#### Raw data

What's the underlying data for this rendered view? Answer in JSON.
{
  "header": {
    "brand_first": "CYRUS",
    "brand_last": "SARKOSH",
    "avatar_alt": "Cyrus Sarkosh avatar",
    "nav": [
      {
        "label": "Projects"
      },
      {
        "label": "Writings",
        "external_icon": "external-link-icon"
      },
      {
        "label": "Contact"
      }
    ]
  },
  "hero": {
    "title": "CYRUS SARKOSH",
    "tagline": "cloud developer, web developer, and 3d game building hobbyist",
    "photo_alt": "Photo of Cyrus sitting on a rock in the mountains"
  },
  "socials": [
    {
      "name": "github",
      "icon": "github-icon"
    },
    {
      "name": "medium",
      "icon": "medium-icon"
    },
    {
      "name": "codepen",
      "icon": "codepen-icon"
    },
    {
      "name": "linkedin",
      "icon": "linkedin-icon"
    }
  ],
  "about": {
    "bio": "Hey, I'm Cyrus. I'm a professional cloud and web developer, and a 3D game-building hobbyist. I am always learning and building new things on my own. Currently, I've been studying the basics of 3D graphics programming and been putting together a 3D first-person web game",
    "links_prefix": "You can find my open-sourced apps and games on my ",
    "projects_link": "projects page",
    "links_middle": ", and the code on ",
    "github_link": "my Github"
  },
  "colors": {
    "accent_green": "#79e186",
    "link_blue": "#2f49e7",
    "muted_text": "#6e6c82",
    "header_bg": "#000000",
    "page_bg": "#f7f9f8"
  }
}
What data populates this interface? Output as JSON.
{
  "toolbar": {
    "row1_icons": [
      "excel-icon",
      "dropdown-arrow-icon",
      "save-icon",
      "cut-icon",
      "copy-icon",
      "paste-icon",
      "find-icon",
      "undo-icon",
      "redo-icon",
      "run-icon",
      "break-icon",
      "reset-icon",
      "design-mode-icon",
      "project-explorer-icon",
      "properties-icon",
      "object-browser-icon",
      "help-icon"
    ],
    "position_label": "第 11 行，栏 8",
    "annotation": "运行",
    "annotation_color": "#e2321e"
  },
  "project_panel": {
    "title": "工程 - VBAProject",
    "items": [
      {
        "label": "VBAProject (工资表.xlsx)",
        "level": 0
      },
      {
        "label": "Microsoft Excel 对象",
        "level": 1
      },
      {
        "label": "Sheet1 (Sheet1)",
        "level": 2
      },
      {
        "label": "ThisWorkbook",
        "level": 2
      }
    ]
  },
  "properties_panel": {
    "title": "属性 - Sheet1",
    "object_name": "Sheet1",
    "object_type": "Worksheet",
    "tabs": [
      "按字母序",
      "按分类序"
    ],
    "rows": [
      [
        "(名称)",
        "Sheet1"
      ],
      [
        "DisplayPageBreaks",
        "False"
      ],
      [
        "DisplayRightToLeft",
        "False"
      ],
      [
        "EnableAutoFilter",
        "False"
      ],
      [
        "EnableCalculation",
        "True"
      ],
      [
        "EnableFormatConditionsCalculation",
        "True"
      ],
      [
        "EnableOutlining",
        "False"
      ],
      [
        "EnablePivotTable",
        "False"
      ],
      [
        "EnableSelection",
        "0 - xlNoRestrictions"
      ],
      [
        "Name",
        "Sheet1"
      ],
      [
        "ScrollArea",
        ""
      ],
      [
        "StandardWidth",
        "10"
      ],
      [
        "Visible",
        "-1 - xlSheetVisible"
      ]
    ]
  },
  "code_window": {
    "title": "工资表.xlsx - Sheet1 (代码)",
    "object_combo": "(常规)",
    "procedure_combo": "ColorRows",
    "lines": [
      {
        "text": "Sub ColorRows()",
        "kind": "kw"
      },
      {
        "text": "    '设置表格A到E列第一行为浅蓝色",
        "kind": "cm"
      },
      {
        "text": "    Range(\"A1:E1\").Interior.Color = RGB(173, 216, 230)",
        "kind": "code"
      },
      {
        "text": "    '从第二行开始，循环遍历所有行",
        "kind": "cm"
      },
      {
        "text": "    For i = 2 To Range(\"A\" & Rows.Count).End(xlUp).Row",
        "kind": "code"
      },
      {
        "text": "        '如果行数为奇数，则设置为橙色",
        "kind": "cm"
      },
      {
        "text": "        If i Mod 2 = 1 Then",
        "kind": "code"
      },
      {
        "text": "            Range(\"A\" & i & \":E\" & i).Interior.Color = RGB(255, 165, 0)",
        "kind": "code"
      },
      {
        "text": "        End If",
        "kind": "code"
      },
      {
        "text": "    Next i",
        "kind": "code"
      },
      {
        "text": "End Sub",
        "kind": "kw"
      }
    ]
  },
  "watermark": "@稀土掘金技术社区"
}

########

#### Aim of the exercise
Give back the whole listing exactly as it reads.

#### Problem solution
What's the underlying data for this rendered view? Answer in JSON.
{
  "header": {
    "brand_first": "CYRUS",
    "brand_last": "SARKOSH",
    "avatar_alt": "Cyrus Sarkosh avatar",
    "nav": [
      {
        "label": "Projects"
      },
      {
        "label": "Writings",
        "external_icon": "external-link-icon"
      },
      {
        "label": "Contact"
      }
    ]
  },
  "hero": {
    "title": "CYRUS SARKOSH",
    "tagline": "cloud developer, web developer, and 3d game building hobbyist",
    "photo_alt": "Photo of Cyrus sitting on a rock in the mountains"
  },
  "socials": [
    {
      "name": "github",
      "icon": "github-icon"
    },
    {
      "name": "medium",
      "icon": "medium-icon"
    },
    {
      "name": "codepen",
      "icon": "codepen-icon"
    },
    {
      "name": "linkedin",
      "icon": "linkedin-icon"
    }
  ],
  "about": {
    "bio": "Hey, I'm Cyrus. I'm a professional cloud and web developer, and a 3D game-building hobbyist. I am always learning and building new things on my own. Currently, I've been studying the basics of 3D graphics programming and been putting together a 3D first-person web game",
    "links_prefix": "You can find my open-sourced apps and games on my ",
    "projects_link": "projects page",
    "links_middle": ", and the code on ",
    "github_link": "my Github"
  },
  "colors": {
    "accent_green": "#79e186",
    "link_blue": "#2f49e7",
    "muted_text": "#6e6c82",
    "header_bg": "#000000",
    "page_bg": "#f7f9f8"
  }
}
What data populates this interface? Output as JSON.
{
  "toolbar": {
    "row1_icons": [
      "excel-icon",
      "dropdown-arrow-icon",
      "save-icon",
      "cut-icon",
      "copy-icon",
      "paste-icon",
      "find-icon",
      "undo-icon",
      "redo-icon",
      "run-icon",
      "break-icon",
      "reset-icon",
      "design-mode-icon",
      "project-explorer-icon",
      "properties-icon",
      "object-browser-icon",
      "help-icon"
    ],
    "position_label": "第 11 行，栏 8",
    "annotation": "运行",
    "annotation_color": "#e2321e"
  },
  "project_panel": {
    "title": "工程 - VBAProject",
    "items": [
      {
        "label": "VBAProject (工资表.xlsx)",
        "level": 0
      },
      {
        "label": "Microsoft Excel 对象",
        "level": 1
      },
      {
        "label": "Sheet1 (Sheet1)",
        "level": 2
      },
      {
        "label": "ThisWorkbook",
        "level": 2
      }
    ]
  },
  "properties_panel": {
    "title": "属性 - Sheet1",
    "object_name": "Sheet1",
    "object_type": "Worksheet",
    "tabs": [
      "按字母序",
      "按分类序"
    ],
    "rows": [
      [
        "(名称)",
        "Sheet1"
      ],
      [
        "DisplayPageBreaks",
        "False"
      ],
      [
        "DisplayRightToLeft",
        "False"
      ],
      [
        "EnableAutoFilter",
        "False"
      ],
      [
        "EnableCalculation",
        "True"
      ],
      [
        "EnableFormatConditionsCalculation",
        "True"
      ],
      [
        "EnableOutlining",
        "False"
      ],
      [
        "EnablePivotTable",
        "False"
      ],
      [
        "EnableSelection",
        "0 - xlNoRestrictions"
      ],
      [
        "Name",
        "Sheet1"
      ],
      [
        "ScrollArea",
        ""
      ],
      [
        "StandardWidth",
        "10"
      ],
      [
        "Visible",
        "-1 - xlSheetVisible"
      ]
    ]
  },
  "code_window": {
    "title": "工资表.xlsx - Sheet1 (代码)",
    "object_combo": "(常规)",
    "procedure_combo": "ColorRows",
    "lines": [
      {
        "text": "Sub ColorRows()",
        "kind": "kw"
      },
      {
        "text": "    '设置表格A到E列第一行为浅蓝色",
        "kind": "cm"
      },
      {
        "text": "    Range(\"A1:E1\").Interior.Color = RGB(173, 216, 230)",
        "kind": "code"
      },
      {
        "text": "    '从第二行开始，循环遍历所有行",
        "kind": "cm"
      },
      {
        "text": "    For i = 2 To Range(\"A\" & Rows.Count).End(xlUp).Row",
        "kind": "code"
      },
      {
        "text": "        '如果行数为奇数，则设置为橙色",
        "kind": "cm"
      },
      {
        "text": "        If i Mod 2 = 1 Then",
        "kind": "code"
      },
      {
        "text": "            Range(\"A\" & i & \":E\" & i).Interior.Color = RGB(255, 165, 0)",
        "kind": "code"
      },
      {
        "text": "        End If",
        "kind": "code"
      },
      {
        "text": "    Next i",
        "kind": "code"
      },
      {
        "text": "End Sub",
        "kind": "kw"
      }
    ]
  },
  "watermark": "@稀土掘金技术社区"
}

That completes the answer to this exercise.